Without including any pictures, copy each entry below exactly.

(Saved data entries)
** START **

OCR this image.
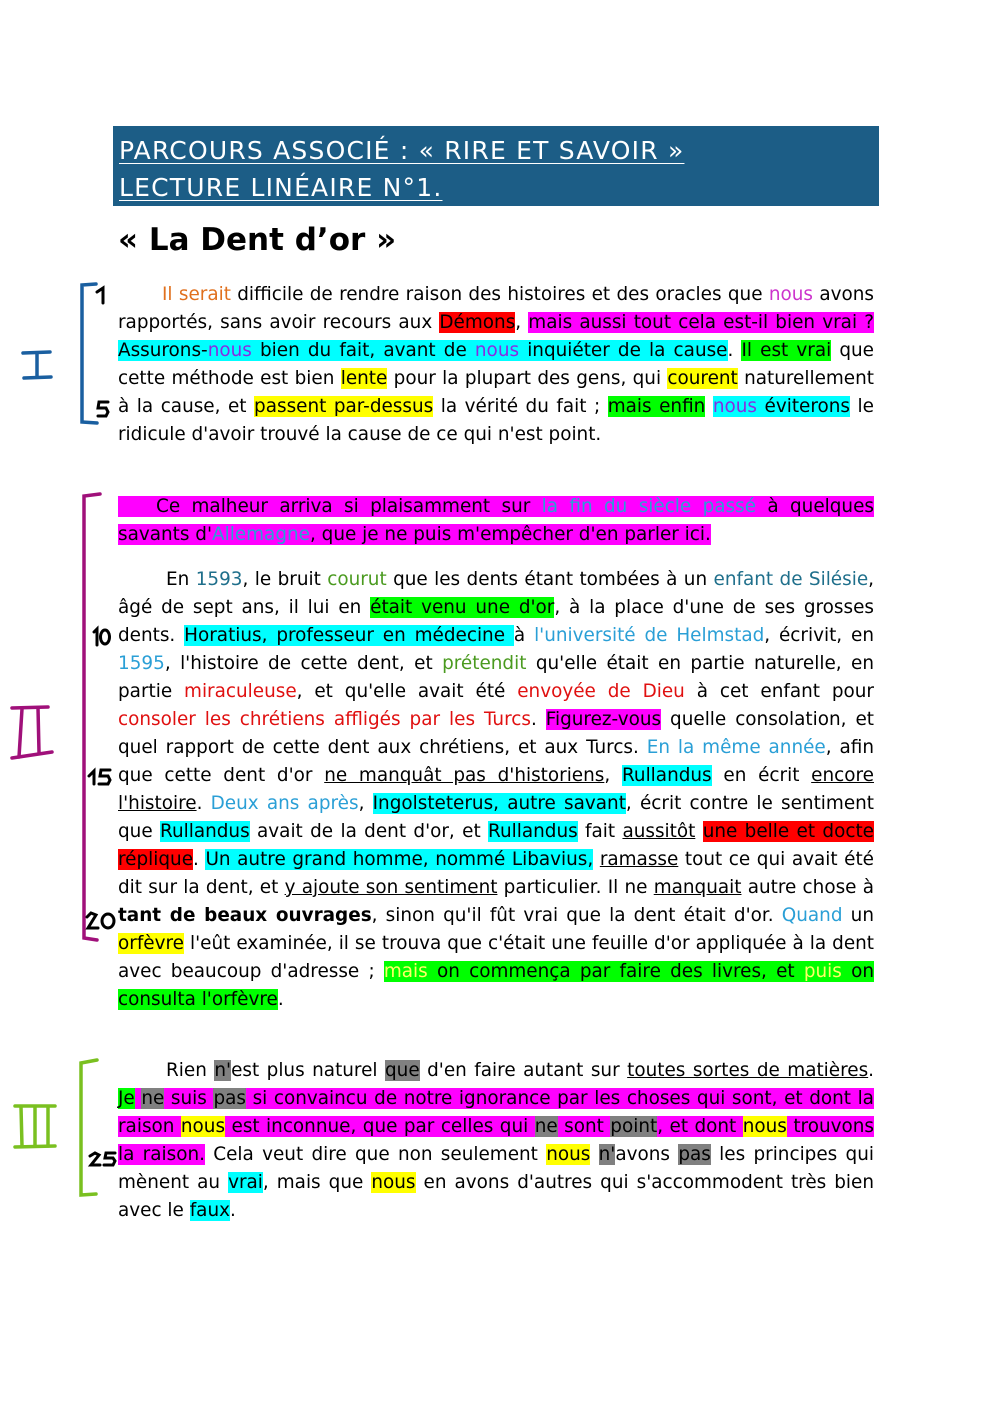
PARCOURS ASSOCIÉ : « RIRE ET SAVOIR »
LECTURE LINÉAIRE N°1.
« La Dent d’or »

Il serait difficile de rendre raison des histoires et des oracles que nous avons rapportés, sans avoir recours aux Démons, mais aussi tout cela est-il bien vrai ? Assurons-nous bien du fait, avant de nous inquiéter de la cause. Il est vrai que cette méthode est bien lente pour la plupart des gens, qui courent naturellement à la cause, et passent par-dessus la vérité du fait ; mais enfin nous éviterons le ridicule d'avoir trouvé la cause de ce qui n'est point.

Ce malheur arriva si plaisamment sur la fin du siècle passé à quelques savants d'Allemagne, que je ne puis m'empêcher d'en parler ici.

En 1593, le bruit courut que les dents étant tombées à un enfant de Silésie, âgé de sept ans, il lui en était venu une d'or, à la place d'une de ses grosses dents. Horatius, professeur en médecine à l'université de Helmstad, écrivit, en 1595, l'histoire de cette dent, et prétendit qu'elle était en partie naturelle, en partie miraculeuse, et qu'elle avait été envoyée de Dieu à cet enfant pour consoler les chrétiens affligés par les Turcs. Figurez-vous quelle consolation, et quel rapport de cette dent aux chrétiens, et aux Turcs. En la même année, afin que cette dent d'or ne manquât pas d'historiens, Rullandus en écrit encore l'histoire. Deux ans après, Ingolsteterus, autre savant, écrit contre le sentiment que Rullandus avait de la dent d'or, et Rullandus fait aussitôt une belle et docte réplique. Un autre grand homme, nommé Libavius, ramasse tout ce qui avait été dit sur la dent, et y ajoute son sentiment particulier. Il ne manquait autre chose à tant de beaux ouvrages, sinon qu'il fût vrai que la dent était d'or. Quand un orfèvre l'eût examinée, il se trouva que c'était une feuille d'or appliquée à la dent avec beaucoup d'adresse ; mais on commença par faire des livres, et puis on consulta l'orfèvre.

Rien n'est plus naturel que d'en faire autant sur toutes sortes de matières. Je ne suis pas si convaincu de notre ignorance par les choses qui sont, et dont la raison nous est inconnue, que par celles qui ne sont point, et dont nous trouvons la raison. Cela veut dire que non seulement nous n'avons pas les principes qui mènent au vrai, mais que nous en avons d'autres qui s'accommodent très bien avec le faux.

** END **

- _SOLVED PROBLEM_
OCR this image.
PARCOURS ASSOCIÉ : « RIRE ET SAVOIR »
LECTURE LINÉAIRE N°1.
« La Dent d’or »

Il serait difficile de rendre raison des histoires et des oracles que nous avons rapportés, sans avoir recours aux Démons, mais aussi tout cela est-il bien vrai ? Assurons-nous bien du fait, avant de nous inquiéter de la cause. Il est vrai que cette méthode est bien lente pour la plupart des gens, qui courent naturellement à la cause, et passent par-dessus la vérité du fait ; mais enfin nous éviterons le ridicule d'avoir trouvé la cause de ce qui n'est point.

Ce malheur arriva si plaisamment sur la fin du siècle passé à quelques savants d'Allemagne, que je ne puis m'empêcher d'en parler ici.

En 1593, le bruit courut que les dents étant tombées à un enfant de Silésie, âgé de sept ans, il lui en était venu une d'or, à la place d'une de ses grosses dents. Horatius, professeur en médecine à l'université de Helmstad, écrivit, en 1595, l'histoire de cette dent, et prétendit qu'elle était en partie naturelle, en partie miraculeuse, et qu'elle avait été envoyée de Dieu à cet enfant pour consoler les chrétiens affligés par les Turcs. Figurez-vous quelle consolation, et quel rapport de cette dent aux chrétiens, et aux Turcs. En la même année, afin que cette dent d'or ne manquât pas d'historiens, Rullandus en écrit encore l'histoire. Deux ans après, Ingolsteterus, autre savant, écrit contre le sentiment que Rullandus avait de la dent d'or, et Rullandus fait aussitôt une belle et docte réplique. Un autre grand homme, nommé Libavius, ramasse tout ce qui avait été dit sur la dent, et y ajoute son sentiment particulier. Il ne manquait autre chose à tant de beaux ouvrages, sinon qu'il fût vrai que la dent était d'or. Quand un orfèvre l'eût examinée, il se trouva que c'était une feuille d'or appliquée à la dent avec beaucoup d'adresse ; mais on commença par faire des livres, et puis on consulta l'orfèvre.

Rien n'est plus naturel que d'en faire autant sur toutes sortes de matières. Je ne suis pas si convaincu de notre ignorance par les choses qui sont, et dont la raison nous est inconnue, que par celles qui ne sont point, et dont nous trouvons la raison. Cela veut dire que non seulement nous n'avons pas les principes qui mènent au vrai, mais que nous en avons d'autres qui s'accommodent très bien avec le faux.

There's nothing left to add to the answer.